**RECORDS PROVIDED**
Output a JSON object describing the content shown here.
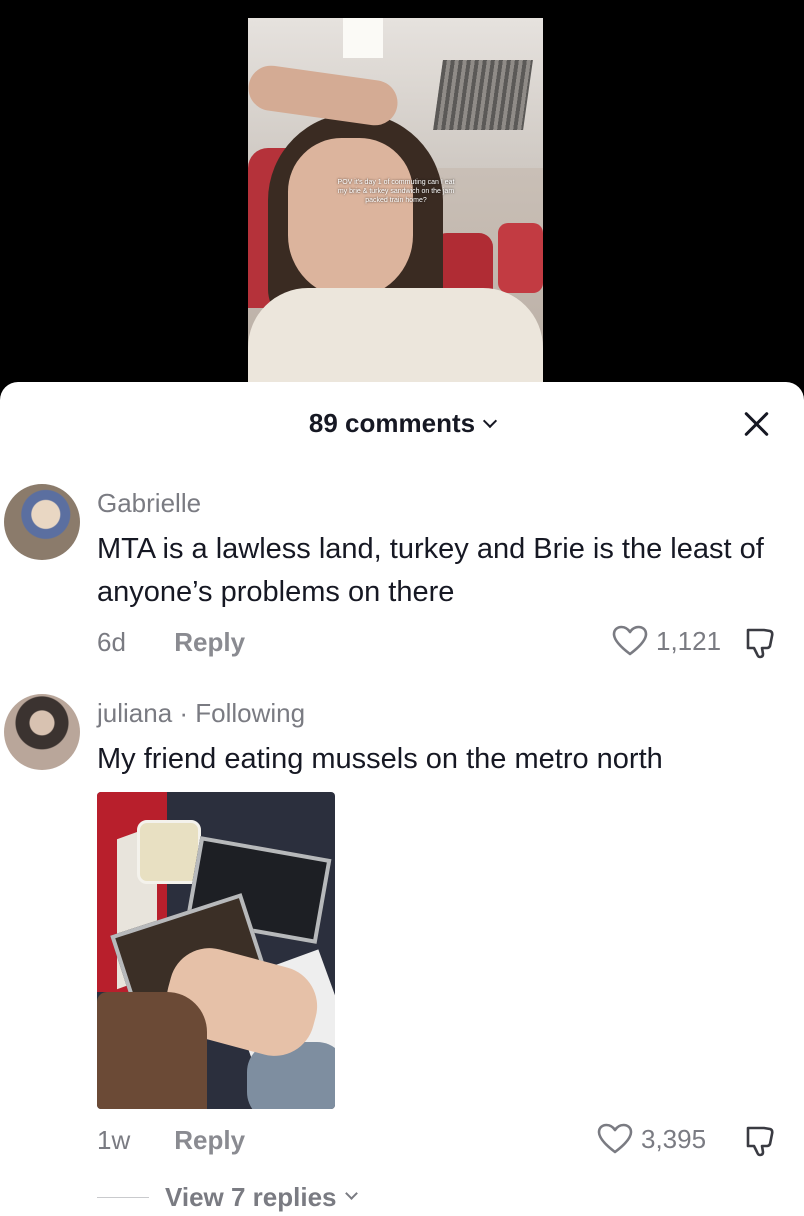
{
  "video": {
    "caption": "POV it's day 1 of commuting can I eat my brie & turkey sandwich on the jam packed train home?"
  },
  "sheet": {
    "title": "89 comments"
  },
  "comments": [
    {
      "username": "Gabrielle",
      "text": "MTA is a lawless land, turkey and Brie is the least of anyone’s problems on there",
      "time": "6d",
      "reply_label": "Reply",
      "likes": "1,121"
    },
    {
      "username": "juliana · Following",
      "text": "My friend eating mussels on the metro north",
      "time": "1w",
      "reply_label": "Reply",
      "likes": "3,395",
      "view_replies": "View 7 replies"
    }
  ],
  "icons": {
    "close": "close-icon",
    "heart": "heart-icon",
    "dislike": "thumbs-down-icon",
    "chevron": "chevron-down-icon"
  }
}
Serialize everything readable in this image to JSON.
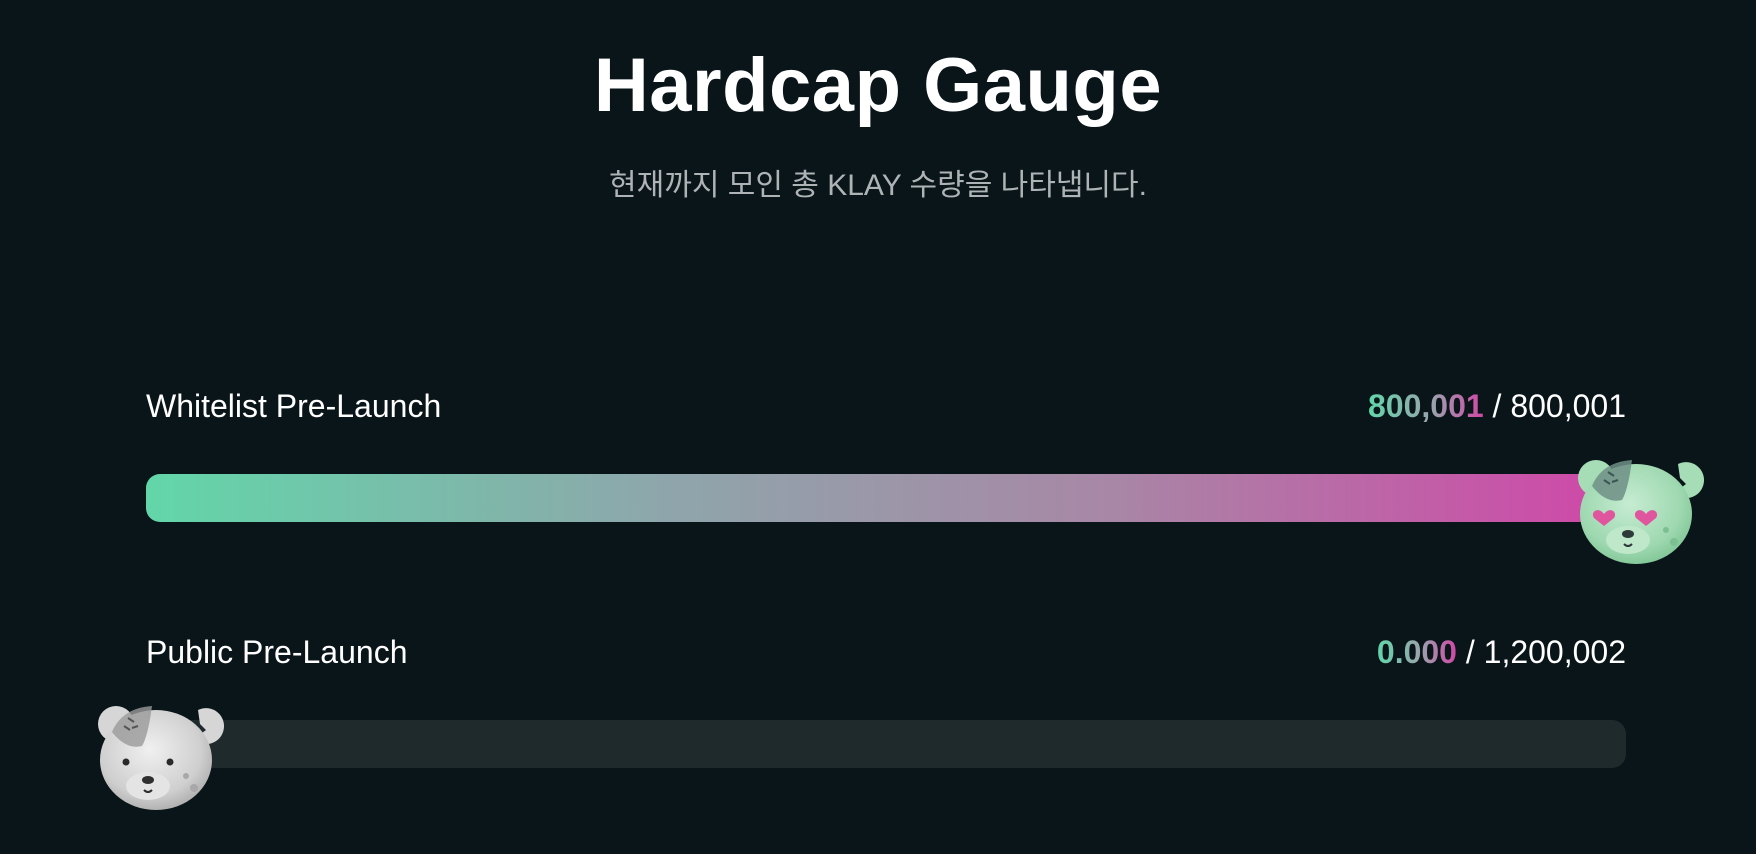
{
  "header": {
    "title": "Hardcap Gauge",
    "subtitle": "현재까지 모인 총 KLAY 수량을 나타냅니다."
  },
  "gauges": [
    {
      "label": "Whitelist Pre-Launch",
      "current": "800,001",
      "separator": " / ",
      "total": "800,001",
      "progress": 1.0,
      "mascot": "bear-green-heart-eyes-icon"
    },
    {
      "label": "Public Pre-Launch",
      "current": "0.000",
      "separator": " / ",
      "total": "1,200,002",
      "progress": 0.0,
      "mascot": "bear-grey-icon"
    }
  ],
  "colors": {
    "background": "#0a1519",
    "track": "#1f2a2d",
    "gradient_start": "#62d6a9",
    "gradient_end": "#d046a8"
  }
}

**WHAT THE TASK ASKS**
Pictures excluded, copy exactly the lines running from the one with "Serialize everything readable" through the last line of the material.

**WRITTEN SOLUTION**
Serialize everything readable in this image to JSON.
{
  "header": {
    "title": "Hardcap Gauge",
    "subtitle": "현재까지 모인 총 KLAY 수량을 나타냅니다."
  },
  "gauges": [
    {
      "label": "Whitelist Pre-Launch",
      "current": "800,001",
      "separator": " / ",
      "total": "800,001",
      "progress": 1.0,
      "mascot": "bear-green-heart-eyes-icon"
    },
    {
      "label": "Public Pre-Launch",
      "current": "0.000",
      "separator": " / ",
      "total": "1,200,002",
      "progress": 0.0,
      "mascot": "bear-grey-icon"
    }
  ],
  "colors": {
    "background": "#0a1519",
    "track": "#1f2a2d",
    "gradient_start": "#62d6a9",
    "gradient_end": "#d046a8"
  }
}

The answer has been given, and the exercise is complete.